§ **Dataset**:
------------------------------------------------
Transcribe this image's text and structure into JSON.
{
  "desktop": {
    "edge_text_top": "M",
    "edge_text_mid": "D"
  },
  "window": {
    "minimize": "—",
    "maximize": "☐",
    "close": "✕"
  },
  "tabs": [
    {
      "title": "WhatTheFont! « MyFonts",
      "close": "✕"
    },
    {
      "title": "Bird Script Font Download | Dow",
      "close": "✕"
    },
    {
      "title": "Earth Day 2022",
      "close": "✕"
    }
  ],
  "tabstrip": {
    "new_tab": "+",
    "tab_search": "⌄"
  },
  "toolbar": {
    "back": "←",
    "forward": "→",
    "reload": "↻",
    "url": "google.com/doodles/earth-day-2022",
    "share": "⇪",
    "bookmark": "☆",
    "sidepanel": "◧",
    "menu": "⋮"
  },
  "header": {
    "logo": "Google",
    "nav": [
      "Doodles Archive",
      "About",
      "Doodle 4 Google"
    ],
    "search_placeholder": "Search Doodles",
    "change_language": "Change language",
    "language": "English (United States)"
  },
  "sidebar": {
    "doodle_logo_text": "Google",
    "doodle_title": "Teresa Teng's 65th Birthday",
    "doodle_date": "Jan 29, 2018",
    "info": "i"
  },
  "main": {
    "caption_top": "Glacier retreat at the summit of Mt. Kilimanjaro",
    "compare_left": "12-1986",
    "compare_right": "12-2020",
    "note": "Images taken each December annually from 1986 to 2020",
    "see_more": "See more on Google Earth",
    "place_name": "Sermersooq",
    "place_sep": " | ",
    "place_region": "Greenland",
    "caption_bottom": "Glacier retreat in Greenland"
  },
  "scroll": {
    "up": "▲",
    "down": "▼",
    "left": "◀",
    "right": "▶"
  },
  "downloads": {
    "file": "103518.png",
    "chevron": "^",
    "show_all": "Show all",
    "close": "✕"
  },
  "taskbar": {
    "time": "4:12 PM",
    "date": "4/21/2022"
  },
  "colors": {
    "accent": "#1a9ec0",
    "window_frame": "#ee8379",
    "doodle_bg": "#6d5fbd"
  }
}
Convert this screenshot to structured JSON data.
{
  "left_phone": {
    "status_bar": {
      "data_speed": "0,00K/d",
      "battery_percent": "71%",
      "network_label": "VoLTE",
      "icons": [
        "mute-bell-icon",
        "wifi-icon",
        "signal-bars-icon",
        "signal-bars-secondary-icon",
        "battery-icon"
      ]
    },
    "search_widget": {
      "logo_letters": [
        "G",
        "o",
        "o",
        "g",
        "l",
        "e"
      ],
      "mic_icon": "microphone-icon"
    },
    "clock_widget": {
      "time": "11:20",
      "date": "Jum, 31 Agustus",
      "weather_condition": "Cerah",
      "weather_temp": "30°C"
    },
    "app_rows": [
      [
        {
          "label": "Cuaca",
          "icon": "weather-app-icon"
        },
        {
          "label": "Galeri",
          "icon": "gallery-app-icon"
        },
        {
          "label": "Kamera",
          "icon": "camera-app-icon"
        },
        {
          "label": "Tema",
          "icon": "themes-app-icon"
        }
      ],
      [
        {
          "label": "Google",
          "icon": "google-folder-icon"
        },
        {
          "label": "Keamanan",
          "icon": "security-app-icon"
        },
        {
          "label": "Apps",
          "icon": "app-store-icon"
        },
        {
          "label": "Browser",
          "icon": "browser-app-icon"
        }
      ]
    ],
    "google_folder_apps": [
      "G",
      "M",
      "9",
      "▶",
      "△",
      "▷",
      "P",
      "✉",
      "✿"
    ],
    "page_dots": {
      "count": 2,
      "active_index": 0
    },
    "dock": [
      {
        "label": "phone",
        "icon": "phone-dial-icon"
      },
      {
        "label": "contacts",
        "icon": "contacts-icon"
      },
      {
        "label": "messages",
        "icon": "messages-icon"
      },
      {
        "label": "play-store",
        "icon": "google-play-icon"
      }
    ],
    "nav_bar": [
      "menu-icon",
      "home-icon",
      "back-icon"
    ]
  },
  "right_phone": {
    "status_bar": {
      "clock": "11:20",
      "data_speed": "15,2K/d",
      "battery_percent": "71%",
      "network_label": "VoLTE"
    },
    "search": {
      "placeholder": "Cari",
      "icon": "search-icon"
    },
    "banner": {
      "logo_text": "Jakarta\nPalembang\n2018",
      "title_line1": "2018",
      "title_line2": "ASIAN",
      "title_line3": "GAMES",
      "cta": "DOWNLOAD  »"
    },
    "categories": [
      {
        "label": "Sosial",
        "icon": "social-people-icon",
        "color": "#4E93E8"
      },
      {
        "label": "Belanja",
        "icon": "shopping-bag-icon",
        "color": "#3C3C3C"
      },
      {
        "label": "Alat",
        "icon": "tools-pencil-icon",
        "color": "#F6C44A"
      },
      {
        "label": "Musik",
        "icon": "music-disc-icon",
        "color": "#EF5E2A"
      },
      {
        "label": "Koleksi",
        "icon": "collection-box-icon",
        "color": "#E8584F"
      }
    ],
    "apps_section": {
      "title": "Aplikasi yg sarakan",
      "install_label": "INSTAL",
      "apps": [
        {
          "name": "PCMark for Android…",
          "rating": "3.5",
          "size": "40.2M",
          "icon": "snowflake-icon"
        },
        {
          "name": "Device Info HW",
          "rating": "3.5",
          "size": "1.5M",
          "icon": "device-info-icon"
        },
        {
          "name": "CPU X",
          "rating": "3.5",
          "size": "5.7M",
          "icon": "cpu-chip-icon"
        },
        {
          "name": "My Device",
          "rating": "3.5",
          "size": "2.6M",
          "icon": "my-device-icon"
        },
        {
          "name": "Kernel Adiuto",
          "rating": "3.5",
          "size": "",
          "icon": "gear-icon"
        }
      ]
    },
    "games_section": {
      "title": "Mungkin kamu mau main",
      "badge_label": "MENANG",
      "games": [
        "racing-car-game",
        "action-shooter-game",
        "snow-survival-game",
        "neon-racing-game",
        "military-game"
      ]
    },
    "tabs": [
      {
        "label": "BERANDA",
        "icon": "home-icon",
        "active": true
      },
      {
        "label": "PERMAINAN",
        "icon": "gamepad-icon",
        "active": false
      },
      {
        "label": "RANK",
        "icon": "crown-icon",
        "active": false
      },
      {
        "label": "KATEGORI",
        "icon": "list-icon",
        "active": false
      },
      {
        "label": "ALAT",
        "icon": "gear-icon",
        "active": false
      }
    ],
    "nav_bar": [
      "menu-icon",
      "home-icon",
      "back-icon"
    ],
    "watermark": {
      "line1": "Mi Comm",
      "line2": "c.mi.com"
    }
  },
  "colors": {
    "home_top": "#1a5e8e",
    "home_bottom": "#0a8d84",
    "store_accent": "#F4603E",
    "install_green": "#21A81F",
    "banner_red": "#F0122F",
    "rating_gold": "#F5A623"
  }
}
------------------------------------------------
§ **Requirement**: Above are some records; extract every one of them exactly.

§ **Answer to the task**:
Transcribe this image's text and structure into JSON.
{
  "desktop": {
    "edge_text_top": "M",
    "edge_text_mid": "D"
  },
  "window": {
    "minimize": "—",
    "maximize": "☐",
    "close": "✕"
  },
  "tabs": [
    {
      "title": "WhatTheFont! « MyFonts",
      "close": "✕"
    },
    {
      "title": "Bird Script Font Download | Dow",
      "close": "✕"
    },
    {
      "title": "Earth Day 2022",
      "close": "✕"
    }
  ],
  "tabstrip": {
    "new_tab": "+",
    "tab_search": "⌄"
  },
  "toolbar": {
    "back": "←",
    "forward": "→",
    "reload": "↻",
    "url": "google.com/doodles/earth-day-2022",
    "share": "⇪",
    "bookmark": "☆",
    "sidepanel": "◧",
    "menu": "⋮"
  },
  "header": {
    "logo": "Google",
    "nav": [
      "Doodles Archive",
      "About",
      "Doodle 4 Google"
    ],
    "search_placeholder": "Search Doodles",
    "change_language": "Change language",
    "language": "English (United States)"
  },
  "sidebar": {
    "doodle_logo_text": "Google",
    "doodle_title": "Teresa Teng's 65th Birthday",
    "doodle_date": "Jan 29, 2018",
    "info": "i"
  },
  "main": {
    "caption_top": "Glacier retreat at the summit of Mt. Kilimanjaro",
    "compare_left": "12-1986",
    "compare_right": "12-2020",
    "note": "Images taken each December annually from 1986 to 2020",
    "see_more": "See more on Google Earth",
    "place_name": "Sermersooq",
    "place_sep": " | ",
    "place_region": "Greenland",
    "caption_bottom": "Glacier retreat in Greenland"
  },
  "scroll": {
    "up": "▲",
    "down": "▼",
    "left": "◀",
    "right": "▶"
  },
  "downloads": {
    "file": "103518.png",
    "chevron": "^",
    "show_all": "Show all",
    "close": "✕"
  },
  "taskbar": {
    "time": "4:12 PM",
    "date": "4/21/2022"
  },
  "colors": {
    "accent": "#1a9ec0",
    "window_frame": "#ee8379",
    "doodle_bg": "#6d5fbd"
  }
}
Convert this screenshot to structured JSON data.
{
  "left_phone": {
    "status_bar": {
      "data_speed": "0,00K/d",
      "battery_percent": "71%",
      "network_label": "VoLTE",
      "icons": [
        "mute-bell-icon",
        "wifi-icon",
        "signal-bars-icon",
        "signal-bars-secondary-icon",
        "battery-icon"
      ]
    },
    "search_widget": {
      "logo_letters": [
        "G",
        "o",
        "o",
        "g",
        "l",
        "e"
      ],
      "mic_icon": "microphone-icon"
    },
    "clock_widget": {
      "time": "11:20",
      "date": "Jum, 31 Agustus",
      "weather_condition": "Cerah",
      "weather_temp": "30°C"
    },
    "app_rows": [
      [
        {
          "label": "Cuaca",
          "icon": "weather-app-icon"
        },
        {
          "label": "Galeri",
          "icon": "gallery-app-icon"
        },
        {
          "label": "Kamera",
          "icon": "camera-app-icon"
        },
        {
          "label": "Tema",
          "icon": "themes-app-icon"
        }
      ],
      [
        {
          "label": "Google",
          "icon": "google-folder-icon"
        },
        {
          "label": "Keamanan",
          "icon": "security-app-icon"
        },
        {
          "label": "Apps",
          "icon": "app-store-icon"
        },
        {
          "label": "Browser",
          "icon": "browser-app-icon"
        }
      ]
    ],
    "google_folder_apps": [
      "G",
      "M",
      "9",
      "▶",
      "△",
      "▷",
      "P",
      "✉",
      "✿"
    ],
    "page_dots": {
      "count": 2,
      "active_index": 0
    },
    "dock": [
      {
        "label": "phone",
        "icon": "phone-dial-icon"
      },
      {
        "label": "contacts",
        "icon": "contacts-icon"
      },
      {
        "label": "messages",
        "icon": "messages-icon"
      },
      {
        "label": "play-store",
        "icon": "google-play-icon"
      }
    ],
    "nav_bar": [
      "menu-icon",
      "home-icon",
      "back-icon"
    ]
  },
  "right_phone": {
    "status_bar": {
      "clock": "11:20",
      "data_speed": "15,2K/d",
      "battery_percent": "71%",
      "network_label": "VoLTE"
    },
    "search": {
      "placeholder": "Cari",
      "icon": "search-icon"
    },
    "banner": {
      "logo_text": "Jakarta\nPalembang\n2018",
      "title_line1": "2018",
      "title_line2": "ASIAN",
      "title_line3": "GAMES",
      "cta": "DOWNLOAD  »"
    },
    "categories": [
      {
        "label": "Sosial",
        "icon": "social-people-icon",
        "color": "#4E93E8"
      },
      {
        "label": "Belanja",
        "icon": "shopping-bag-icon",
        "color": "#3C3C3C"
      },
      {
        "label": "Alat",
        "icon": "tools-pencil-icon",
        "color": "#F6C44A"
      },
      {
        "label": "Musik",
        "icon": "music-disc-icon",
        "color": "#EF5E2A"
      },
      {
        "label": "Koleksi",
        "icon": "collection-box-icon",
        "color": "#E8584F"
      }
    ],
    "apps_section": {
      "title": "Aplikasi yg sarakan",
      "install_label": "INSTAL",
      "apps": [
        {
          "name": "PCMark for Android…",
          "rating": "3.5",
          "size": "40.2M",
          "icon": "snowflake-icon"
        },
        {
          "name": "Device Info HW",
          "rating": "3.5",
          "size": "1.5M",
          "icon": "device-info-icon"
        },
        {
          "name": "CPU X",
          "rating": "3.5",
          "size": "5.7M",
          "icon": "cpu-chip-icon"
        },
        {
          "name": "My Device",
          "rating": "3.5",
          "size": "2.6M",
          "icon": "my-device-icon"
        },
        {
          "name": "Kernel Adiuto",
          "rating": "3.5",
          "size": "",
          "icon": "gear-icon"
        }
      ]
    },
    "games_section": {
      "title": "Mungkin kamu mau main",
      "badge_label": "MENANG",
      "games": [
        "racing-car-game",
        "action-shooter-game",
        "snow-survival-game",
        "neon-racing-game",
        "military-game"
      ]
    },
    "tabs": [
      {
        "label": "BERANDA",
        "icon": "home-icon",
        "active": true
      },
      {
        "label": "PERMAINAN",
        "icon": "gamepad-icon",
        "active": false
      },
      {
        "label": "RANK",
        "icon": "crown-icon",
        "active": false
      },
      {
        "label": "KATEGORI",
        "icon": "list-icon",
        "active": false
      },
      {
        "label": "ALAT",
        "icon": "gear-icon",
        "active": false
      }
    ],
    "nav_bar": [
      "menu-icon",
      "home-icon",
      "back-icon"
    ],
    "watermark": {
      "line1": "Mi Comm",
      "line2": "c.mi.com"
    }
  },
  "colors": {
    "home_top": "#1a5e8e",
    "home_bottom": "#0a8d84",
    "store_accent": "#F4603E",
    "install_green": "#21A81F",
    "banner_red": "#F0122F",
    "rating_gold": "#F5A623"
  }
}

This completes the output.